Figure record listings
---

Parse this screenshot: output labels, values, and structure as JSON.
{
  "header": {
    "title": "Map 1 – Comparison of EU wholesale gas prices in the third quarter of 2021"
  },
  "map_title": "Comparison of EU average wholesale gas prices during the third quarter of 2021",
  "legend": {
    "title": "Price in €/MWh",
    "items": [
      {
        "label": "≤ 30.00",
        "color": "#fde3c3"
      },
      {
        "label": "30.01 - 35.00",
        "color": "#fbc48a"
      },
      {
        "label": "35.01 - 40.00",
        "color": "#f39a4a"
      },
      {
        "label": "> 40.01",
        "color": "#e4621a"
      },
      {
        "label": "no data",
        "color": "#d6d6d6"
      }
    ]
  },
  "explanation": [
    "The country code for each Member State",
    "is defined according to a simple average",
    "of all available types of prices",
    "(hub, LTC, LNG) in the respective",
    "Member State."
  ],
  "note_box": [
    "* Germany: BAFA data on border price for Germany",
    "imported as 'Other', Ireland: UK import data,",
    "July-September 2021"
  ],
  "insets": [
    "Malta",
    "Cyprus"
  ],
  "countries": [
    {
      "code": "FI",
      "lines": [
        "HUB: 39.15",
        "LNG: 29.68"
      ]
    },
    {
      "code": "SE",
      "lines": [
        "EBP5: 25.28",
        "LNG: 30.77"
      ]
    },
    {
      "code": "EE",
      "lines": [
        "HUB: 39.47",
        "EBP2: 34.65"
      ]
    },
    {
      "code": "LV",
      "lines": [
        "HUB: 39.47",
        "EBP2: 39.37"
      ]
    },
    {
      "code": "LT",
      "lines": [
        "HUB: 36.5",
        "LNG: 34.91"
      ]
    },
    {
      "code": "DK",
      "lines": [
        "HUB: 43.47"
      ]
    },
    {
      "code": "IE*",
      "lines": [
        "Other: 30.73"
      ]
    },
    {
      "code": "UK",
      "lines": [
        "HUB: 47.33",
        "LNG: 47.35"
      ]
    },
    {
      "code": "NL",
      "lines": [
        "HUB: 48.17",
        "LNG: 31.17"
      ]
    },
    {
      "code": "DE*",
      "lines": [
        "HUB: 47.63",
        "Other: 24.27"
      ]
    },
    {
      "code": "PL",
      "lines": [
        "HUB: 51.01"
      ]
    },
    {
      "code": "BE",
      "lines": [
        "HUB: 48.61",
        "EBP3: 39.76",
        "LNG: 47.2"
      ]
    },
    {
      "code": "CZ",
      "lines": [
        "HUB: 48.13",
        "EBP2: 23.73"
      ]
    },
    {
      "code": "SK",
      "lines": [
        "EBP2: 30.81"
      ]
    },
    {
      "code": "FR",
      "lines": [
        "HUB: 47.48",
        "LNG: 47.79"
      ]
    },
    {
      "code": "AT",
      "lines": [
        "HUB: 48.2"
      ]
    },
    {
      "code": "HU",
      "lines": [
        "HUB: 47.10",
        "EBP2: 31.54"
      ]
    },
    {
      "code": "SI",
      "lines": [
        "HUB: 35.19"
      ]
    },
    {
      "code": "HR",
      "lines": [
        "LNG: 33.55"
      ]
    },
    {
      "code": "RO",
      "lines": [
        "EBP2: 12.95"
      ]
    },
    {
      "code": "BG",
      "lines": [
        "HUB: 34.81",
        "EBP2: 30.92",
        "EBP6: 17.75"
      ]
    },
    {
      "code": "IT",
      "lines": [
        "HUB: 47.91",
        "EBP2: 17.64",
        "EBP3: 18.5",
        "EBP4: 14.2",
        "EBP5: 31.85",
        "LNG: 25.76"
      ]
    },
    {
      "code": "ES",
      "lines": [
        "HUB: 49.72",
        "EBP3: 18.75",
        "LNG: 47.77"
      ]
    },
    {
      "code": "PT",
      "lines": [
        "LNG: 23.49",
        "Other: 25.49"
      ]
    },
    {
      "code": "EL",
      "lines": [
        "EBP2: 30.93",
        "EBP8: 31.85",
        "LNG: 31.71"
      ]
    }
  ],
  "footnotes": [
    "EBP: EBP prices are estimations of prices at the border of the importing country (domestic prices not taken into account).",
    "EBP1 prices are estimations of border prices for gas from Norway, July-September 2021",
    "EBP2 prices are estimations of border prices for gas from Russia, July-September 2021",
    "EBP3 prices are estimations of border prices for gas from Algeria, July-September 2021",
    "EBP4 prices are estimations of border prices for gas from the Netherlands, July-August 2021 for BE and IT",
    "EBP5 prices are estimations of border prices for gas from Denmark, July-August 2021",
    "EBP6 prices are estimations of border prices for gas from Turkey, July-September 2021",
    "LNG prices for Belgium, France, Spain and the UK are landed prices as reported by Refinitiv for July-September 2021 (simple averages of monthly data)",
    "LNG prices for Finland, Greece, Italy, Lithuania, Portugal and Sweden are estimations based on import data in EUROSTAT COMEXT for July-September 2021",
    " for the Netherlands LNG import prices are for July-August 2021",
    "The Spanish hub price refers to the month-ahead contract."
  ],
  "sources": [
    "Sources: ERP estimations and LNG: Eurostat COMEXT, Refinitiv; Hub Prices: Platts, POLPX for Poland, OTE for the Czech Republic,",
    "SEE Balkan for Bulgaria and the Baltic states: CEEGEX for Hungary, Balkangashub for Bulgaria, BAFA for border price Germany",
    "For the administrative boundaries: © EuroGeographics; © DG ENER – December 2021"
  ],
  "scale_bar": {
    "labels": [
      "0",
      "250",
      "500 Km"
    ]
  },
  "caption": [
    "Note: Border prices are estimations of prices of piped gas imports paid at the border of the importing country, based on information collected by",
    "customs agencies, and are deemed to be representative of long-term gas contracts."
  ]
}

---

Repeat every record exactly as written, please.

◆ THE ANSWER
Parse this screenshot: output labels, values, and structure as JSON.
{
  "header": {
    "title": "Map 1 – Comparison of EU wholesale gas prices in the third quarter of 2021"
  },
  "map_title": "Comparison of EU average wholesale gas prices during the third quarter of 2021",
  "legend": {
    "title": "Price in €/MWh",
    "items": [
      {
        "label": "≤ 30.00",
        "color": "#fde3c3"
      },
      {
        "label": "30.01 - 35.00",
        "color": "#fbc48a"
      },
      {
        "label": "35.01 - 40.00",
        "color": "#f39a4a"
      },
      {
        "label": "> 40.01",
        "color": "#e4621a"
      },
      {
        "label": "no data",
        "color": "#d6d6d6"
      }
    ]
  },
  "explanation": [
    "The country code for each Member State",
    "is defined according to a simple average",
    "of all available types of prices",
    "(hub, LTC, LNG) in the respective",
    "Member State."
  ],
  "note_box": [
    "* Germany: BAFA data on border price for Germany",
    "imported as 'Other', Ireland: UK import data,",
    "July-September 2021"
  ],
  "insets": [
    "Malta",
    "Cyprus"
  ],
  "countries": [
    {
      "code": "FI",
      "lines": [
        "HUB: 39.15",
        "LNG: 29.68"
      ]
    },
    {
      "code": "SE",
      "lines": [
        "EBP5: 25.28",
        "LNG: 30.77"
      ]
    },
    {
      "code": "EE",
      "lines": [
        "HUB: 39.47",
        "EBP2: 34.65"
      ]
    },
    {
      "code": "LV",
      "lines": [
        "HUB: 39.47",
        "EBP2: 39.37"
      ]
    },
    {
      "code": "LT",
      "lines": [
        "HUB: 36.5",
        "LNG: 34.91"
      ]
    },
    {
      "code": "DK",
      "lines": [
        "HUB: 43.47"
      ]
    },
    {
      "code": "IE*",
      "lines": [
        "Other: 30.73"
      ]
    },
    {
      "code": "UK",
      "lines": [
        "HUB: 47.33",
        "LNG: 47.35"
      ]
    },
    {
      "code": "NL",
      "lines": [
        "HUB: 48.17",
        "LNG: 31.17"
      ]
    },
    {
      "code": "DE*",
      "lines": [
        "HUB: 47.63",
        "Other: 24.27"
      ]
    },
    {
      "code": "PL",
      "lines": [
        "HUB: 51.01"
      ]
    },
    {
      "code": "BE",
      "lines": [
        "HUB: 48.61",
        "EBP3: 39.76",
        "LNG: 47.2"
      ]
    },
    {
      "code": "CZ",
      "lines": [
        "HUB: 48.13",
        "EBP2: 23.73"
      ]
    },
    {
      "code": "SK",
      "lines": [
        "EBP2: 30.81"
      ]
    },
    {
      "code": "FR",
      "lines": [
        "HUB: 47.48",
        "LNG: 47.79"
      ]
    },
    {
      "code": "AT",
      "lines": [
        "HUB: 48.2"
      ]
    },
    {
      "code": "HU",
      "lines": [
        "HUB: 47.10",
        "EBP2: 31.54"
      ]
    },
    {
      "code": "SI",
      "lines": [
        "HUB: 35.19"
      ]
    },
    {
      "code": "HR",
      "lines": [
        "LNG: 33.55"
      ]
    },
    {
      "code": "RO",
      "lines": [
        "EBP2: 12.95"
      ]
    },
    {
      "code": "BG",
      "lines": [
        "HUB: 34.81",
        "EBP2: 30.92",
        "EBP6: 17.75"
      ]
    },
    {
      "code": "IT",
      "lines": [
        "HUB: 47.91",
        "EBP2: 17.64",
        "EBP3: 18.5",
        "EBP4: 14.2",
        "EBP5: 31.85",
        "LNG: 25.76"
      ]
    },
    {
      "code": "ES",
      "lines": [
        "HUB: 49.72",
        "EBP3: 18.75",
        "LNG: 47.77"
      ]
    },
    {
      "code": "PT",
      "lines": [
        "LNG: 23.49",
        "Other: 25.49"
      ]
    },
    {
      "code": "EL",
      "lines": [
        "EBP2: 30.93",
        "EBP8: 31.85",
        "LNG: 31.71"
      ]
    }
  ],
  "footnotes": [
    "EBP: EBP prices are estimations of prices at the border of the importing country (domestic prices not taken into account).",
    "EBP1 prices are estimations of border prices for gas from Norway, July-September 2021",
    "EBP2 prices are estimations of border prices for gas from Russia, July-September 2021",
    "EBP3 prices are estimations of border prices for gas from Algeria, July-September 2021",
    "EBP4 prices are estimations of border prices for gas from the Netherlands, July-August 2021 for BE and IT",
    "EBP5 prices are estimations of border prices for gas from Denmark, July-August 2021",
    "EBP6 prices are estimations of border prices for gas from Turkey, July-September 2021",
    "LNG prices for Belgium, France, Spain and the UK are landed prices as reported by Refinitiv for July-September 2021 (simple averages of monthly data)",
    "LNG prices for Finland, Greece, Italy, Lithuania, Portugal and Sweden are estimations based on import data in EUROSTAT COMEXT for July-September 2021",
    " for the Netherlands LNG import prices are for July-August 2021",
    "The Spanish hub price refers to the month-ahead contract."
  ],
  "sources": [
    "Sources: ERP estimations and LNG: Eurostat COMEXT, Refinitiv; Hub Prices: Platts, POLPX for Poland, OTE for the Czech Republic,",
    "SEE Balkan for Bulgaria and the Baltic states: CEEGEX for Hungary, Balkangashub for Bulgaria, BAFA for border price Germany",
    "For the administrative boundaries: © EuroGeographics; © DG ENER – December 2021"
  ],
  "scale_bar": {
    "labels": [
      "0",
      "250",
      "500 Km"
    ]
  },
  "caption": [
    "Note: Border prices are estimations of prices of piped gas imports paid at the border of the importing country, based on information collected by",
    "customs agencies, and are deemed to be representative of long-term gas contracts."
  ]
}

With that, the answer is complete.